◆ WHAT YOU ARE ASKED TO DO ◆
Copy every line of the records below where the word "JSON" occurs.

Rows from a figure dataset
________________________________________

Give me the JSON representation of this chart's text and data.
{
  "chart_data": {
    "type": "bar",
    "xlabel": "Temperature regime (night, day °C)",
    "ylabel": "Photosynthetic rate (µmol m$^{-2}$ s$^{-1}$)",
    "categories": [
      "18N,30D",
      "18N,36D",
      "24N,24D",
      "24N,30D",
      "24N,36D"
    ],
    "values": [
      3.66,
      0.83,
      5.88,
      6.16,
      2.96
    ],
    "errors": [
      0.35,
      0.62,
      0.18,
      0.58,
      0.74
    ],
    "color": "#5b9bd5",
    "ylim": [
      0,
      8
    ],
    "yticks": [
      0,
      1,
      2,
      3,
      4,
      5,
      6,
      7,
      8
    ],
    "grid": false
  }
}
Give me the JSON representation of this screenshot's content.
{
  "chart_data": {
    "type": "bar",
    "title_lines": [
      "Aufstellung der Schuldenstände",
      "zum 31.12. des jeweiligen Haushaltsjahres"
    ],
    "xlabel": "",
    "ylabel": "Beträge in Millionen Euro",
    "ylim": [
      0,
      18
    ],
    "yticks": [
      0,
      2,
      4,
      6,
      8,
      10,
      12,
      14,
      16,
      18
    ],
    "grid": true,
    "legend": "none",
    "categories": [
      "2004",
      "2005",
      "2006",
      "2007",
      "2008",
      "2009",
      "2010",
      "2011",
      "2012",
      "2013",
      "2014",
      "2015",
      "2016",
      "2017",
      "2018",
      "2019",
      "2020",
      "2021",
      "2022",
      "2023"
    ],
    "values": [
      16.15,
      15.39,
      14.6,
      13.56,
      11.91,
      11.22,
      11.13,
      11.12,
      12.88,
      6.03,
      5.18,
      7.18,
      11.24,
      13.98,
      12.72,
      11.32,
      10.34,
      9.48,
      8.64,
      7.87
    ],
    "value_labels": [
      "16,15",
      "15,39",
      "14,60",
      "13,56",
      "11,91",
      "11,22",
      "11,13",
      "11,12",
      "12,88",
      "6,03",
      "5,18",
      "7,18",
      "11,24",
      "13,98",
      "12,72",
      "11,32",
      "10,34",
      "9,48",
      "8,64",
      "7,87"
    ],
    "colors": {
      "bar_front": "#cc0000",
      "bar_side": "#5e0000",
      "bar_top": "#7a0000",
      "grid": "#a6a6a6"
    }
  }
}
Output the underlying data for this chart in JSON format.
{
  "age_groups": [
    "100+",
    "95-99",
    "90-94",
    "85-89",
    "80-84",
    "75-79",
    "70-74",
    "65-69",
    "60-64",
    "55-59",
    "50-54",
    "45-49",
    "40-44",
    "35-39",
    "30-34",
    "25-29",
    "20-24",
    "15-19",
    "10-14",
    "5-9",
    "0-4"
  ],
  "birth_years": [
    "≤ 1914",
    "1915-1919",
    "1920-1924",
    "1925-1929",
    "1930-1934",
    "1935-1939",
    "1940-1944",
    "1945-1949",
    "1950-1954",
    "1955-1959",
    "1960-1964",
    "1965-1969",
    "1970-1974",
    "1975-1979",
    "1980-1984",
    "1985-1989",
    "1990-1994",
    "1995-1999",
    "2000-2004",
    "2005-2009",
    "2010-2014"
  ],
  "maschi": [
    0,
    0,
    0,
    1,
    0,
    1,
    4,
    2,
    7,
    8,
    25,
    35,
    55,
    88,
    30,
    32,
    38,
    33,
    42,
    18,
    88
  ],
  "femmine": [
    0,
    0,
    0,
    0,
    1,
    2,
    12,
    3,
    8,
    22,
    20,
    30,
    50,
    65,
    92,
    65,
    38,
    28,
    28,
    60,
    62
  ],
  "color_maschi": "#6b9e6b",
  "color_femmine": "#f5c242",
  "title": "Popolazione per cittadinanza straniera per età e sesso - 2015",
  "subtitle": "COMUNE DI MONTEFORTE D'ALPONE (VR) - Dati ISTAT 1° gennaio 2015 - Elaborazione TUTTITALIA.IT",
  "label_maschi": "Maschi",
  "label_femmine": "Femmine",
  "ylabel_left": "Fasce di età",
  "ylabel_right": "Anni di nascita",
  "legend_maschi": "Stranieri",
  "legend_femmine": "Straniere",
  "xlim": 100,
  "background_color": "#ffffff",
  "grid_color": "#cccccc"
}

________________________________________

◆ COMPLETED EXERCISE ◆
Give me the JSON representation of this chart's text and data.
Give me the JSON representation of this screenshot's content.
Output the underlying data for this chart in JSON format.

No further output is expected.